* _WORK TO COMPLETE_
Recast part of the material below as a Markdown table with the columns Row and Entry, leaving out blank lines. Begin at the line that contains "FancyBboxPatch shape: [7, 222, 1399, 251]" and stop after the line that contains "Text: 0.0%: 0.0%: [710, 232, 738, 241]".

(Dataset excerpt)
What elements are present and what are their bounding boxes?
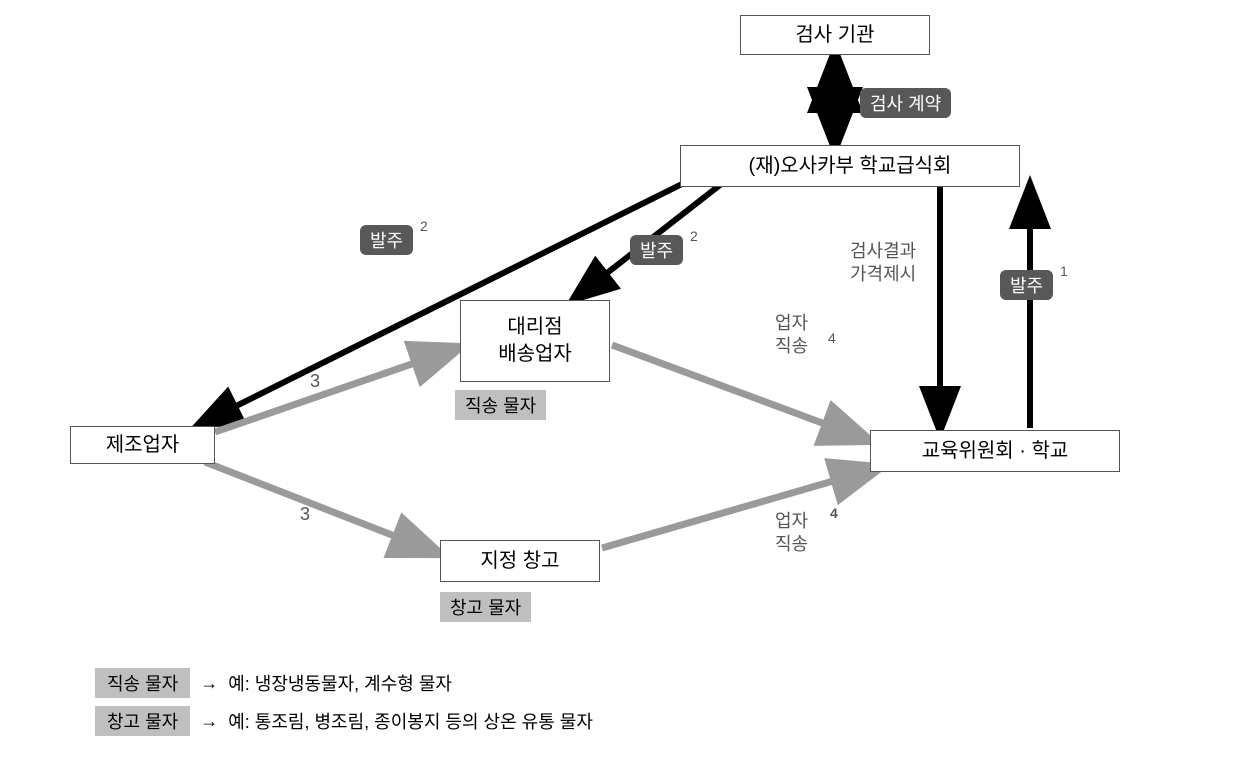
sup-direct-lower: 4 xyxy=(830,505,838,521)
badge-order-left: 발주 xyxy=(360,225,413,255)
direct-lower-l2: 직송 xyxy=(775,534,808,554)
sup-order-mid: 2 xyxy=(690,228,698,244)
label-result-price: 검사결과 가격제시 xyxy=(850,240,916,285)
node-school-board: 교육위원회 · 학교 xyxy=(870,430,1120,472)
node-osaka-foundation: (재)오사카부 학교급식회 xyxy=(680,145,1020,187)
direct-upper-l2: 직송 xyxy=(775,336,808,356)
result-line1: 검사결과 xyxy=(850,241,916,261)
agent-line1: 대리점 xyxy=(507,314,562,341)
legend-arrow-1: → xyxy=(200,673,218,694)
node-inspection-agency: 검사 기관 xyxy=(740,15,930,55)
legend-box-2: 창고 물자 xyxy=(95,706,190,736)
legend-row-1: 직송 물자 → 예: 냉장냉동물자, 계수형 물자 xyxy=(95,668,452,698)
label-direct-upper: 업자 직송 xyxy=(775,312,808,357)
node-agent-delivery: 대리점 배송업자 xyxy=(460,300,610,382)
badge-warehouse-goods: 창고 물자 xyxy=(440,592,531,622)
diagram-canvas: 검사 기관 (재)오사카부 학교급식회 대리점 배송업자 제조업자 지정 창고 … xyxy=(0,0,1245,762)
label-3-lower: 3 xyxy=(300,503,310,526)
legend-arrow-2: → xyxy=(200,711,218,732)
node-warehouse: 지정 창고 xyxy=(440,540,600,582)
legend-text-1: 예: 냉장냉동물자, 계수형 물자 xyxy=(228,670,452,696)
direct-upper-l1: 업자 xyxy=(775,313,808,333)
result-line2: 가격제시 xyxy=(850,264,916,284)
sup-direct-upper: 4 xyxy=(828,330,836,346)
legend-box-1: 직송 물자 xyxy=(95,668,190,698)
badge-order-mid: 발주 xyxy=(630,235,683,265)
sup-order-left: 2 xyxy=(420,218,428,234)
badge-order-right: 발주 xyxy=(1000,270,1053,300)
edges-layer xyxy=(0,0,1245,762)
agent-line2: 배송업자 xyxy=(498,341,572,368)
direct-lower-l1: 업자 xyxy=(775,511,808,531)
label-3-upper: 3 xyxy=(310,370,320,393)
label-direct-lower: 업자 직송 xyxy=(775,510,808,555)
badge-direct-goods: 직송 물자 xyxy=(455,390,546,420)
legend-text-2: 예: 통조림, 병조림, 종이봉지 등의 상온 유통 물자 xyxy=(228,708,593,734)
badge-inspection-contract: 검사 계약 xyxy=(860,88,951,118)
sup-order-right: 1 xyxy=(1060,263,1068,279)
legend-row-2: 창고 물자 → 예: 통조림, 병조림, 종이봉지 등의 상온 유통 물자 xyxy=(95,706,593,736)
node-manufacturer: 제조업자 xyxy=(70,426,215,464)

==

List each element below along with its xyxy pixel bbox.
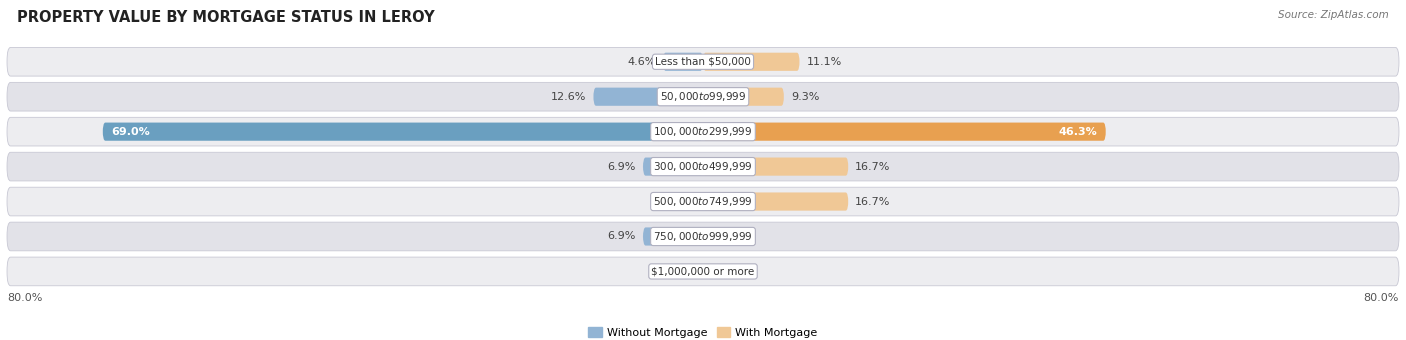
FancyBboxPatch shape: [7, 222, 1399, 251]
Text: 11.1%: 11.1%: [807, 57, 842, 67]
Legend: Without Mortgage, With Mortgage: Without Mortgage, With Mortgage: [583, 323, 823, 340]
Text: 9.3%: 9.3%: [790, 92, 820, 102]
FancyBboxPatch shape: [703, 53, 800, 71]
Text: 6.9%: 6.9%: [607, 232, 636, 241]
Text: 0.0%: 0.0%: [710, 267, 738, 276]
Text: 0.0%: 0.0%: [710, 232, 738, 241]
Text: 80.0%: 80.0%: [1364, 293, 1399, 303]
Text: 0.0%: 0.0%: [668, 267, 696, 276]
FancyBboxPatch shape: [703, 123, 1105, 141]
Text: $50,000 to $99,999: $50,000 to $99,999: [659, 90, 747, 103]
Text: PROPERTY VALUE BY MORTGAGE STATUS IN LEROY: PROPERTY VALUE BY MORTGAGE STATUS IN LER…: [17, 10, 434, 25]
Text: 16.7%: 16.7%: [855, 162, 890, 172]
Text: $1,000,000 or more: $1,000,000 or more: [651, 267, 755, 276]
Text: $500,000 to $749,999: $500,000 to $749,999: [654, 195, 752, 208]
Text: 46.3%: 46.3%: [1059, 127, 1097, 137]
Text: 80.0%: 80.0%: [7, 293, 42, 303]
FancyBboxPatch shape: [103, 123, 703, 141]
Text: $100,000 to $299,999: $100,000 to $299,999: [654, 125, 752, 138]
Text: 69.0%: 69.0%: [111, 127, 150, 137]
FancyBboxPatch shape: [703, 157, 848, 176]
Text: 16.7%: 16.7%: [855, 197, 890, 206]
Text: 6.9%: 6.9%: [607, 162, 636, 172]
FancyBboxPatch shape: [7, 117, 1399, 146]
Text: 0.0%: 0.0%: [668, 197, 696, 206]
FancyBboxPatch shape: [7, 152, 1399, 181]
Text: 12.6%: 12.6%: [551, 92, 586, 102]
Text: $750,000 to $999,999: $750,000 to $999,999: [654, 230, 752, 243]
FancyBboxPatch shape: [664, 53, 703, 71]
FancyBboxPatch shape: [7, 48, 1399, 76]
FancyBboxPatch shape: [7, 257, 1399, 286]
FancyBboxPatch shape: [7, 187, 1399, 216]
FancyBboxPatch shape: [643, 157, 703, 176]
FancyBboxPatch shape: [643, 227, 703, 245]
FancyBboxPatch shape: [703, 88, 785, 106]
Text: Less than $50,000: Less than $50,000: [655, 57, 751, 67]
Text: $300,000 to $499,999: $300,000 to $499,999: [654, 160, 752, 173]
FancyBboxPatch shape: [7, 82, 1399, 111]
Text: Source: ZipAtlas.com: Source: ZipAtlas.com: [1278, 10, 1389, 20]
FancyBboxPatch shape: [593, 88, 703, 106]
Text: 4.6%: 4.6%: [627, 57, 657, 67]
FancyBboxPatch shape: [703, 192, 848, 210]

* _RESPONSE TO THE EXERCISE_
| Row | Entry |
|---|---|
| 1 | FancyBboxPatch shape: [7, 222, 1399, 251] |
| 2 | Text: 11.1%: 11.1%: [807, 57, 842, 67] |
| 3 | Legend: Without Mortgage, With Mortgage: Without Mortgage, With Mortgage: [583, 323, 823, 340] |
| 4 | Text: 9.3%: 9.3%: [790, 92, 820, 102] |
| 5 | FancyBboxPatch shape: [703, 53, 800, 71] |
| 6 | Text: 6.9%: 6.9%: [607, 232, 636, 241] |
| 7 | Text: 0.0%: 0.0%: [710, 267, 738, 276] |
| 8 | Text: 0.0%: 0.0%: [710, 232, 738, 241] |